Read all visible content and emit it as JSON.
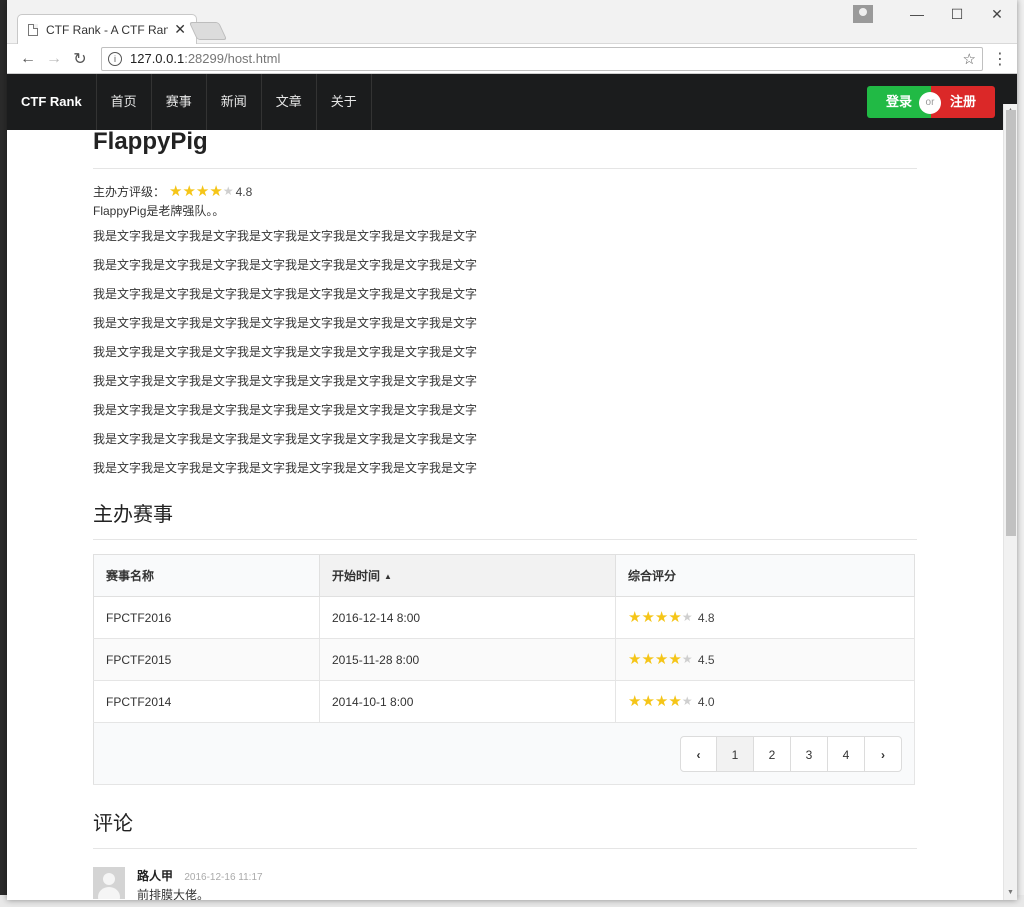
{
  "browser": {
    "tab_title": "CTF Rank - A CTF Rank",
    "url_host": "127.0.0.1",
    "url_path": ":28299/host.html"
  },
  "navbar": {
    "brand": "CTF Rank",
    "items": [
      "首页",
      "赛事",
      "新闻",
      "文章",
      "关于"
    ],
    "login": "登录",
    "or": "or",
    "register": "注册"
  },
  "host": {
    "name": "FlappyPig",
    "rating_label": "主办方评级：",
    "rating": 4.8,
    "rating_text": "4.8",
    "stars_filled": 4,
    "description": "FlappyPig是老牌强队。。",
    "paragraphs": [
      "我是文字我是文字我是文字我是文字我是文字我是文字我是文字我是文字",
      "我是文字我是文字我是文字我是文字我是文字我是文字我是文字我是文字",
      "我是文字我是文字我是文字我是文字我是文字我是文字我是文字我是文字",
      "我是文字我是文字我是文字我是文字我是文字我是文字我是文字我是文字",
      "我是文字我是文字我是文字我是文字我是文字我是文字我是文字我是文字",
      "我是文字我是文字我是文字我是文字我是文字我是文字我是文字我是文字",
      "我是文字我是文字我是文字我是文字我是文字我是文字我是文字我是文字",
      "我是文字我是文字我是文字我是文字我是文字我是文字我是文字我是文字",
      "我是文字我是文字我是文字我是文字我是文字我是文字我是文字我是文字"
    ]
  },
  "events": {
    "title": "主办赛事",
    "columns": [
      "赛事名称",
      "开始时间",
      "综合评分"
    ],
    "rows": [
      {
        "name": "FPCTF2016",
        "start": "2016-12-14 8:00",
        "score": "4.8",
        "stars": 4
      },
      {
        "name": "FPCTF2015",
        "start": "2015-11-28 8:00",
        "score": "4.5",
        "stars": 4
      },
      {
        "name": "FPCTF2014",
        "start": "2014-10-1 8:00",
        "score": "4.0",
        "stars": 4
      }
    ],
    "pagination": {
      "prev": "‹",
      "pages": [
        "1",
        "2",
        "3",
        "4"
      ],
      "next": "›",
      "current": "1"
    }
  },
  "comments": {
    "title": "评论",
    "items": [
      {
        "author": "路人甲",
        "time": "2016-12-16 11:17",
        "text": "前排膜大佬。"
      }
    ]
  },
  "colors": {
    "navbar_bg": "#1b1c1d",
    "login_green": "#21ba45",
    "register_red": "#db2828",
    "star_yellow": "#f5c518"
  }
}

# # # # #

▶ [Short problem] Quote the full listing above word for word; exclude every picture from the copy.

▶ [Solution to this problem]
Read all visible content and emit it as JSON.
{
  "browser": {
    "tab_title": "CTF Rank - A CTF Rank",
    "url_host": "127.0.0.1",
    "url_path": ":28299/host.html"
  },
  "navbar": {
    "brand": "CTF Rank",
    "items": [
      "首页",
      "赛事",
      "新闻",
      "文章",
      "关于"
    ],
    "login": "登录",
    "or": "or",
    "register": "注册"
  },
  "host": {
    "name": "FlappyPig",
    "rating_label": "主办方评级：",
    "rating": 4.8,
    "rating_text": "4.8",
    "stars_filled": 4,
    "description": "FlappyPig是老牌强队。。",
    "paragraphs": [
      "我是文字我是文字我是文字我是文字我是文字我是文字我是文字我是文字",
      "我是文字我是文字我是文字我是文字我是文字我是文字我是文字我是文字",
      "我是文字我是文字我是文字我是文字我是文字我是文字我是文字我是文字",
      "我是文字我是文字我是文字我是文字我是文字我是文字我是文字我是文字",
      "我是文字我是文字我是文字我是文字我是文字我是文字我是文字我是文字",
      "我是文字我是文字我是文字我是文字我是文字我是文字我是文字我是文字",
      "我是文字我是文字我是文字我是文字我是文字我是文字我是文字我是文字",
      "我是文字我是文字我是文字我是文字我是文字我是文字我是文字我是文字",
      "我是文字我是文字我是文字我是文字我是文字我是文字我是文字我是文字"
    ]
  },
  "events": {
    "title": "主办赛事",
    "columns": [
      "赛事名称",
      "开始时间",
      "综合评分"
    ],
    "rows": [
      {
        "name": "FPCTF2016",
        "start": "2016-12-14 8:00",
        "score": "4.8",
        "stars": 4
      },
      {
        "name": "FPCTF2015",
        "start": "2015-11-28 8:00",
        "score": "4.5",
        "stars": 4
      },
      {
        "name": "FPCTF2014",
        "start": "2014-10-1 8:00",
        "score": "4.0",
        "stars": 4
      }
    ],
    "pagination": {
      "prev": "‹",
      "pages": [
        "1",
        "2",
        "3",
        "4"
      ],
      "next": "›",
      "current": "1"
    }
  },
  "comments": {
    "title": "评论",
    "items": [
      {
        "author": "路人甲",
        "time": "2016-12-16 11:17",
        "text": "前排膜大佬。"
      }
    ]
  },
  "colors": {
    "navbar_bg": "#1b1c1d",
    "login_green": "#21ba45",
    "register_red": "#db2828",
    "star_yellow": "#f5c518"
  }
}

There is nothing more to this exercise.